• [WRITTEN EXERCISE]:
The listing below should be printed exactly, every line of it. Skip the pictures.

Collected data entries
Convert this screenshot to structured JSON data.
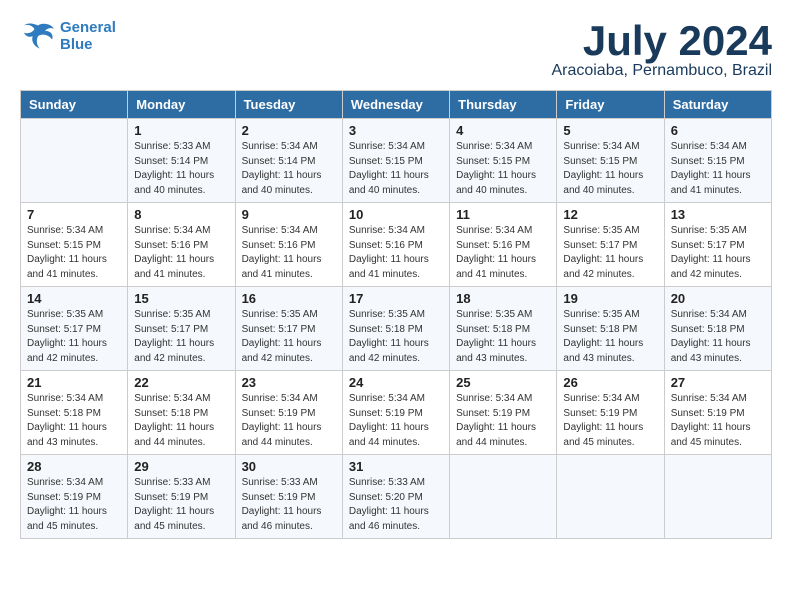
{
  "header": {
    "logo_line1": "General",
    "logo_line2": "Blue",
    "month_title": "July 2024",
    "location": "Aracoiaba, Pernambuco, Brazil"
  },
  "days_of_week": [
    "Sunday",
    "Monday",
    "Tuesday",
    "Wednesday",
    "Thursday",
    "Friday",
    "Saturday"
  ],
  "weeks": [
    [
      {
        "num": "",
        "info": ""
      },
      {
        "num": "1",
        "info": "Sunrise: 5:33 AM\nSunset: 5:14 PM\nDaylight: 11 hours\nand 40 minutes."
      },
      {
        "num": "2",
        "info": "Sunrise: 5:34 AM\nSunset: 5:14 PM\nDaylight: 11 hours\nand 40 minutes."
      },
      {
        "num": "3",
        "info": "Sunrise: 5:34 AM\nSunset: 5:15 PM\nDaylight: 11 hours\nand 40 minutes."
      },
      {
        "num": "4",
        "info": "Sunrise: 5:34 AM\nSunset: 5:15 PM\nDaylight: 11 hours\nand 40 minutes."
      },
      {
        "num": "5",
        "info": "Sunrise: 5:34 AM\nSunset: 5:15 PM\nDaylight: 11 hours\nand 40 minutes."
      },
      {
        "num": "6",
        "info": "Sunrise: 5:34 AM\nSunset: 5:15 PM\nDaylight: 11 hours\nand 41 minutes."
      }
    ],
    [
      {
        "num": "7",
        "info": "Sunrise: 5:34 AM\nSunset: 5:15 PM\nDaylight: 11 hours\nand 41 minutes."
      },
      {
        "num": "8",
        "info": "Sunrise: 5:34 AM\nSunset: 5:16 PM\nDaylight: 11 hours\nand 41 minutes."
      },
      {
        "num": "9",
        "info": "Sunrise: 5:34 AM\nSunset: 5:16 PM\nDaylight: 11 hours\nand 41 minutes."
      },
      {
        "num": "10",
        "info": "Sunrise: 5:34 AM\nSunset: 5:16 PM\nDaylight: 11 hours\nand 41 minutes."
      },
      {
        "num": "11",
        "info": "Sunrise: 5:34 AM\nSunset: 5:16 PM\nDaylight: 11 hours\nand 41 minutes."
      },
      {
        "num": "12",
        "info": "Sunrise: 5:35 AM\nSunset: 5:17 PM\nDaylight: 11 hours\nand 42 minutes."
      },
      {
        "num": "13",
        "info": "Sunrise: 5:35 AM\nSunset: 5:17 PM\nDaylight: 11 hours\nand 42 minutes."
      }
    ],
    [
      {
        "num": "14",
        "info": "Sunrise: 5:35 AM\nSunset: 5:17 PM\nDaylight: 11 hours\nand 42 minutes."
      },
      {
        "num": "15",
        "info": "Sunrise: 5:35 AM\nSunset: 5:17 PM\nDaylight: 11 hours\nand 42 minutes."
      },
      {
        "num": "16",
        "info": "Sunrise: 5:35 AM\nSunset: 5:17 PM\nDaylight: 11 hours\nand 42 minutes."
      },
      {
        "num": "17",
        "info": "Sunrise: 5:35 AM\nSunset: 5:18 PM\nDaylight: 11 hours\nand 42 minutes."
      },
      {
        "num": "18",
        "info": "Sunrise: 5:35 AM\nSunset: 5:18 PM\nDaylight: 11 hours\nand 43 minutes."
      },
      {
        "num": "19",
        "info": "Sunrise: 5:35 AM\nSunset: 5:18 PM\nDaylight: 11 hours\nand 43 minutes."
      },
      {
        "num": "20",
        "info": "Sunrise: 5:34 AM\nSunset: 5:18 PM\nDaylight: 11 hours\nand 43 minutes."
      }
    ],
    [
      {
        "num": "21",
        "info": "Sunrise: 5:34 AM\nSunset: 5:18 PM\nDaylight: 11 hours\nand 43 minutes."
      },
      {
        "num": "22",
        "info": "Sunrise: 5:34 AM\nSunset: 5:18 PM\nDaylight: 11 hours\nand 44 minutes."
      },
      {
        "num": "23",
        "info": "Sunrise: 5:34 AM\nSunset: 5:19 PM\nDaylight: 11 hours\nand 44 minutes."
      },
      {
        "num": "24",
        "info": "Sunrise: 5:34 AM\nSunset: 5:19 PM\nDaylight: 11 hours\nand 44 minutes."
      },
      {
        "num": "25",
        "info": "Sunrise: 5:34 AM\nSunset: 5:19 PM\nDaylight: 11 hours\nand 44 minutes."
      },
      {
        "num": "26",
        "info": "Sunrise: 5:34 AM\nSunset: 5:19 PM\nDaylight: 11 hours\nand 45 minutes."
      },
      {
        "num": "27",
        "info": "Sunrise: 5:34 AM\nSunset: 5:19 PM\nDaylight: 11 hours\nand 45 minutes."
      }
    ],
    [
      {
        "num": "28",
        "info": "Sunrise: 5:34 AM\nSunset: 5:19 PM\nDaylight: 11 hours\nand 45 minutes."
      },
      {
        "num": "29",
        "info": "Sunrise: 5:33 AM\nSunset: 5:19 PM\nDaylight: 11 hours\nand 45 minutes."
      },
      {
        "num": "30",
        "info": "Sunrise: 5:33 AM\nSunset: 5:19 PM\nDaylight: 11 hours\nand 46 minutes."
      },
      {
        "num": "31",
        "info": "Sunrise: 5:33 AM\nSunset: 5:20 PM\nDaylight: 11 hours\nand 46 minutes."
      },
      {
        "num": "",
        "info": ""
      },
      {
        "num": "",
        "info": ""
      },
      {
        "num": "",
        "info": ""
      }
    ]
  ]
}
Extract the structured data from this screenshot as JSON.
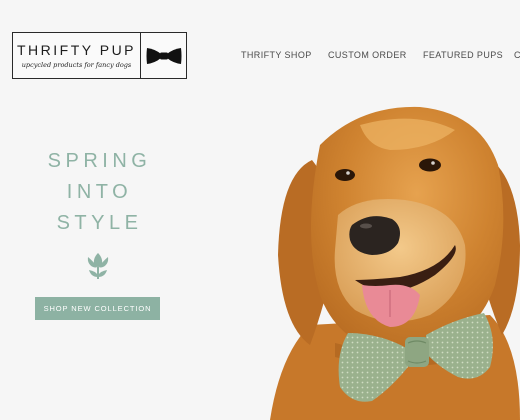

• [TASK ANSWER]:
Convert this screenshot to structured JSON data.
{
  "header": {
    "logo_line1": "General",
    "logo_line2": "Blue",
    "month_title": "July 2024",
    "location": "Aracoiaba, Pernambuco, Brazil"
  },
  "days_of_week": [
    "Sunday",
    "Monday",
    "Tuesday",
    "Wednesday",
    "Thursday",
    "Friday",
    "Saturday"
  ],
  "weeks": [
    [
      {
        "num": "",
        "info": ""
      },
      {
        "num": "1",
        "info": "Sunrise: 5:33 AM\nSunset: 5:14 PM\nDaylight: 11 hours\nand 40 minutes."
      },
      {
        "num": "2",
        "info": "Sunrise: 5:34 AM\nSunset: 5:14 PM\nDaylight: 11 hours\nand 40 minutes."
      },
      {
        "num": "3",
        "info": "Sunrise: 5:34 AM\nSunset: 5:15 PM\nDaylight: 11 hours\nand 40 minutes."
      },
      {
        "num": "4",
        "info": "Sunrise: 5:34 AM\nSunset: 5:15 PM\nDaylight: 11 hours\nand 40 minutes."
      },
      {
        "num": "5",
        "info": "Sunrise: 5:34 AM\nSunset: 5:15 PM\nDaylight: 11 hours\nand 40 minutes."
      },
      {
        "num": "6",
        "info": "Sunrise: 5:34 AM\nSunset: 5:15 PM\nDaylight: 11 hours\nand 41 minutes."
      }
    ],
    [
      {
        "num": "7",
        "info": "Sunrise: 5:34 AM\nSunset: 5:15 PM\nDaylight: 11 hours\nand 41 minutes."
      },
      {
        "num": "8",
        "info": "Sunrise: 5:34 AM\nSunset: 5:16 PM\nDaylight: 11 hours\nand 41 minutes."
      },
      {
        "num": "9",
        "info": "Sunrise: 5:34 AM\nSunset: 5:16 PM\nDaylight: 11 hours\nand 41 minutes."
      },
      {
        "num": "10",
        "info": "Sunrise: 5:34 AM\nSunset: 5:16 PM\nDaylight: 11 hours\nand 41 minutes."
      },
      {
        "num": "11",
        "info": "Sunrise: 5:34 AM\nSunset: 5:16 PM\nDaylight: 11 hours\nand 41 minutes."
      },
      {
        "num": "12",
        "info": "Sunrise: 5:35 AM\nSunset: 5:17 PM\nDaylight: 11 hours\nand 42 minutes."
      },
      {
        "num": "13",
        "info": "Sunrise: 5:35 AM\nSunset: 5:17 PM\nDaylight: 11 hours\nand 42 minutes."
      }
    ],
    [
      {
        "num": "14",
        "info": "Sunrise: 5:35 AM\nSunset: 5:17 PM\nDaylight: 11 hours\nand 42 minutes."
      },
      {
        "num": "15",
        "info": "Sunrise: 5:35 AM\nSunset: 5:17 PM\nDaylight: 11 hours\nand 42 minutes."
      },
      {
        "num": "16",
        "info": "Sunrise: 5:35 AM\nSunset: 5:17 PM\nDaylight: 11 hours\nand 42 minutes."
      },
      {
        "num": "17",
        "info": "Sunrise: 5:35 AM\nSunset: 5:18 PM\nDaylight: 11 hours\nand 42 minutes."
      },
      {
        "num": "18",
        "info": "Sunrise: 5:35 AM\nSunset: 5:18 PM\nDaylight: 11 hours\nand 43 minutes."
      },
      {
        "num": "19",
        "info": "Sunrise: 5:35 AM\nSunset: 5:18 PM\nDaylight: 11 hours\nand 43 minutes."
      },
      {
        "num": "20",
        "info": "Sunrise: 5:34 AM\nSunset: 5:18 PM\nDaylight: 11 hours\nand 43 minutes."
      }
    ],
    [
      {
        "num": "21",
        "info": "Sunrise: 5:34 AM\nSunset: 5:18 PM\nDaylight: 11 hours\nand 43 minutes."
      },
      {
        "num": "22",
        "info": "Sunrise: 5:34 AM\nSunset: 5:18 PM\nDaylight: 11 hours\nand 44 minutes."
      },
      {
        "num": "23",
        "info": "Sunrise: 5:34 AM\nSunset: 5:19 PM\nDaylight: 11 hours\nand 44 minutes."
      },
      {
        "num": "24",
        "info": "Sunrise: 5:34 AM\nSunset: 5:19 PM\nDaylight: 11 hours\nand 44 minutes."
      },
      {
        "num": "25",
        "info": "Sunrise: 5:34 AM\nSunset: 5:19 PM\nDaylight: 11 hours\nand 44 minutes."
      },
      {
        "num": "26",
        "info": "Sunrise: 5:34 AM\nSunset: 5:19 PM\nDaylight: 11 hours\nand 45 minutes."
      },
      {
        "num": "27",
        "info": "Sunrise: 5:34 AM\nSunset: 5:19 PM\nDaylight: 11 hours\nand 45 minutes."
      }
    ],
    [
      {
        "num": "28",
        "info": "Sunrise: 5:34 AM\nSunset: 5:19 PM\nDaylight: 11 hours\nand 45 minutes."
      },
      {
        "num": "29",
        "info": "Sunrise: 5:33 AM\nSunset: 5:19 PM\nDaylight: 11 hours\nand 45 minutes."
      },
      {
        "num": "30",
        "info": "Sunrise: 5:33 AM\nSunset: 5:19 PM\nDaylight: 11 hours\nand 46 minutes."
      },
      {
        "num": "31",
        "info": "Sunrise: 5:33 AM\nSunset: 5:20 PM\nDaylight: 11 hours\nand 46 minutes."
      },
      {
        "num": "",
        "info": ""
      },
      {
        "num": "",
        "info": ""
      },
      {
        "num": "",
        "info": ""
      }
    ]
  ]
}
Extract the structured data from this screenshot as JSON.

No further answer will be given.